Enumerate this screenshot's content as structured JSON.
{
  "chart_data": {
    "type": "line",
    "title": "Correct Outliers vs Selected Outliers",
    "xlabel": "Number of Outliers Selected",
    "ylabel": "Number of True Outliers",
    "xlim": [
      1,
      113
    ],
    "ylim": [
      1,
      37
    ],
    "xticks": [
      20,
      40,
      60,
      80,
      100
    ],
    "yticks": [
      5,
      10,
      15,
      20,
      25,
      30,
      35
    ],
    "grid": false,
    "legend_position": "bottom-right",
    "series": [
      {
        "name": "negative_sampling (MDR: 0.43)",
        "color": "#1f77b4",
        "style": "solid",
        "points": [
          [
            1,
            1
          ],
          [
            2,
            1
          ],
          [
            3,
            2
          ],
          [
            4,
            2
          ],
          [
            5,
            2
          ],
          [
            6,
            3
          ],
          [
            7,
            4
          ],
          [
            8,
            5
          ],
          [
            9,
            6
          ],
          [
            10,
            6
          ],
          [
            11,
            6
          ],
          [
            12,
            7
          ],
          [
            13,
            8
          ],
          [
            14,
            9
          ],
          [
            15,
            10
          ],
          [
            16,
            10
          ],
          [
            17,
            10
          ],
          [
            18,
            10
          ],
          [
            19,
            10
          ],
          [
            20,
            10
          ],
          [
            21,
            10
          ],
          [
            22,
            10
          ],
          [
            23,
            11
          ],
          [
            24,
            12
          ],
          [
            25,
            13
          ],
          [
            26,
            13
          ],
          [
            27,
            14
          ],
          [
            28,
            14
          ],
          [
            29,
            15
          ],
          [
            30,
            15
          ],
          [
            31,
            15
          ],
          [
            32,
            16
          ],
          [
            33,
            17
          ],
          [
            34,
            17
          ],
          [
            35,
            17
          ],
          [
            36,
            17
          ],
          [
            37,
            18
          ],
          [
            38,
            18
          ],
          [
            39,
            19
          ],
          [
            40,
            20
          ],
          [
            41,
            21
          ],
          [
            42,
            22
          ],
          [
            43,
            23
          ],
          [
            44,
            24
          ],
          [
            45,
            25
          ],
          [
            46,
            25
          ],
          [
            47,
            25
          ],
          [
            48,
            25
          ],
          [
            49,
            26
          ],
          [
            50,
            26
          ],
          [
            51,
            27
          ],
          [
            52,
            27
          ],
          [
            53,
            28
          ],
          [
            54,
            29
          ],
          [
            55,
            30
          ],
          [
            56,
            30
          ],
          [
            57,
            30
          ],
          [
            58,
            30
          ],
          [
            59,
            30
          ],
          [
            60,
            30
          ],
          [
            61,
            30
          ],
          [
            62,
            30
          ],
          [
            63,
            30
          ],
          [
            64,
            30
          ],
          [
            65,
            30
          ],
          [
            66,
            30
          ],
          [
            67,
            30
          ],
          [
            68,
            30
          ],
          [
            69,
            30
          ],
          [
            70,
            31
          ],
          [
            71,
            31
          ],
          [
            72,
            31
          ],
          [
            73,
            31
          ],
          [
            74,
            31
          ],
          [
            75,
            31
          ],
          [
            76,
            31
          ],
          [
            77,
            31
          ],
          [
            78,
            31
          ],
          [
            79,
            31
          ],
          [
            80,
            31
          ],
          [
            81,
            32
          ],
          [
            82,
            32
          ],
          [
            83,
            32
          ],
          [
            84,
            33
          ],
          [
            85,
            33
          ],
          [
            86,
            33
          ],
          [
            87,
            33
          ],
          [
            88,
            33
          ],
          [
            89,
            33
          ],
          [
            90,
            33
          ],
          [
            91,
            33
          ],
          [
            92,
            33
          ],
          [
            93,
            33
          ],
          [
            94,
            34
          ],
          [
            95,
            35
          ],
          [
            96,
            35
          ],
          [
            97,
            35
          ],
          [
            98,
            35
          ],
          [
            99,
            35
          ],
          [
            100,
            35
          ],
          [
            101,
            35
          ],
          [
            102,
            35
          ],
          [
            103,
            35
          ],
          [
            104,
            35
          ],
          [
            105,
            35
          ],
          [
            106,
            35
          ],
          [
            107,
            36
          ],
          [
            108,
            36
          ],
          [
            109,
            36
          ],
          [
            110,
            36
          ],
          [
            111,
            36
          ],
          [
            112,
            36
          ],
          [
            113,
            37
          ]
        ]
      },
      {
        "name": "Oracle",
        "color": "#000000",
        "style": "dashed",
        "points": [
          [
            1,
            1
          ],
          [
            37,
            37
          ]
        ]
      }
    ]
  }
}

####

→ **REQUEST**
Report the number of lines containing the string "Outliers" and add nothing to it.

→ **CORRECT RESPONSE**
3